Leave out the pictures, then reproduce the rest of the material exactly.
========================
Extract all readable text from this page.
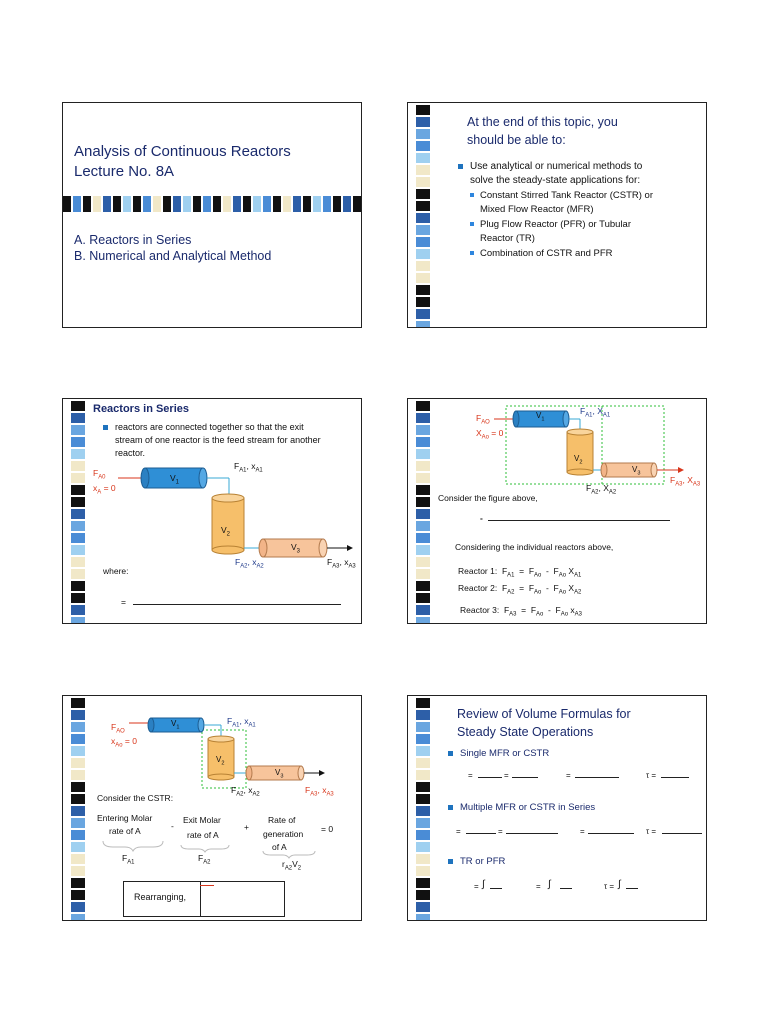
Analysis of Continuous Reactors
Lecture No. 8A
A. Reactors in Series
B. Numerical and Analytical Method
At the end of this topic, you
should be able to:
Use analytical or numerical methods to
solve the steady-state applications for:
Constant Stirred Tank Reactor (CSTR) or
Mixed Flow Reactor (MFR)
Plug Flow Reactor (PFR) or Tubular
Reactor (TR)
Combination of CSTR and PFR
Reactors in Series
reactors are connected together so that the exit
stream of one reactor is the feed stream for another
reactor.
$F_{A0}$
$x_A = 0$
$V_1$
$V_2$
$V_3$
$F_{A1}$, $x_{A1}$
$F_{A2}$, $x_{A2}$	$F_{A3}$, $x_{A3}$
where:
=
$F_{AO}$
$X_{Ao} = 0$
$V_1$
$V_2$
$V_3$
$F_{A1}$, $X_{A1}$
$F_{A2}$, $X_{A2}$
$F_{A3}$, $X_{A3}$
Consider the figure above,
-
Considering the individual reactors above,
Reactor 1:  $F_{A1} = F_{Ao} - F_{Ao}$ $X_{A1}$
Reactor 2:  $F_{A2} = F_{Ao} - F_{Ao}$ $X_{A2}$
Reactor 3:  $F_{A3} = F_{Ao} - F_{Ao}$ $x_{A3}$
$F_{AO}$
$x_{Ao} = 0$
$V_1$
$V_2$
$V_3$
$F_{A1}$, $x_{A1}$
$F_{A2}$, $x_{A2}$	$F_{A3}$, $x_{A3}$
Consider the CSTR:
Entering Molar
rate of A	-
Exit Molar
rate of A
+
Rate of
generation
of A
= 0
$F_{A1}$	$F_{A2}$	$r_{A2}V_2$
Rearranging,
Review of Volume Formulas for
Steady State Operations
Single MFR or CSTR
=	=	=	τ =
Multiple MFR or CSTR in Series
=	=	=	τ =
TR or PFR
= ∫	= ∫	τ = ∫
========================
The solution:
Extract all readable text from this page.
Analysis of Continuous Reactors
Lecture No. 8A
A. Reactors in Series
B. Numerical and Analytical Method
At the end of this topic, you
should be able to:
Use analytical or numerical methods to
solve the steady-state applications for:
Constant Stirred Tank Reactor (CSTR) or
Mixed Flow Reactor (MFR)
Plug Flow Reactor (PFR) or Tubular
Reactor (TR)
Combination of CSTR and PFR
Reactors in Series
reactors are connected together so that the exit
stream of one reactor is the feed stream for another
reactor.
$F_{A0}$
$x_A = 0$
$V_1$
$V_2$
$V_3$
$F_{A1}$, $x_{A1}$
$F_{A2}$, $x_{A2}$	$F_{A3}$, $x_{A3}$
where:
=
$F_{AO}$
$X_{Ao} = 0$
$V_1$
$V_2$
$V_3$
$F_{A1}$, $X_{A1}$
$F_{A2}$, $X_{A2}$
$F_{A3}$, $X_{A3}$
Consider the figure above,
-
Considering the individual reactors above,
Reactor 1:  $F_{A1} = F_{Ao} - F_{Ao}$ $X_{A1}$
Reactor 2:  $F_{A2} = F_{Ao} - F_{Ao}$ $X_{A2}$
Reactor 3:  $F_{A3} = F_{Ao} - F_{Ao}$ $x_{A3}$
$F_{AO}$
$x_{Ao} = 0$
$V_1$
$V_2$
$V_3$
$F_{A1}$, $x_{A1}$
$F_{A2}$, $x_{A2}$	$F_{A3}$, $x_{A3}$
Consider the CSTR:
Entering Molar
rate of A	-
Exit Molar
rate of A
+
Rate of
generation
of A
= 0
$F_{A1}$	$F_{A2}$	$r_{A2}V_2$
Rearranging,
Review of Volume Formulas for
Steady State Operations
Single MFR or CSTR
=	=	=	τ =
Multiple MFR or CSTR in Series
=	=	=	τ =
TR or PFR
= ∫	= ∫	τ = ∫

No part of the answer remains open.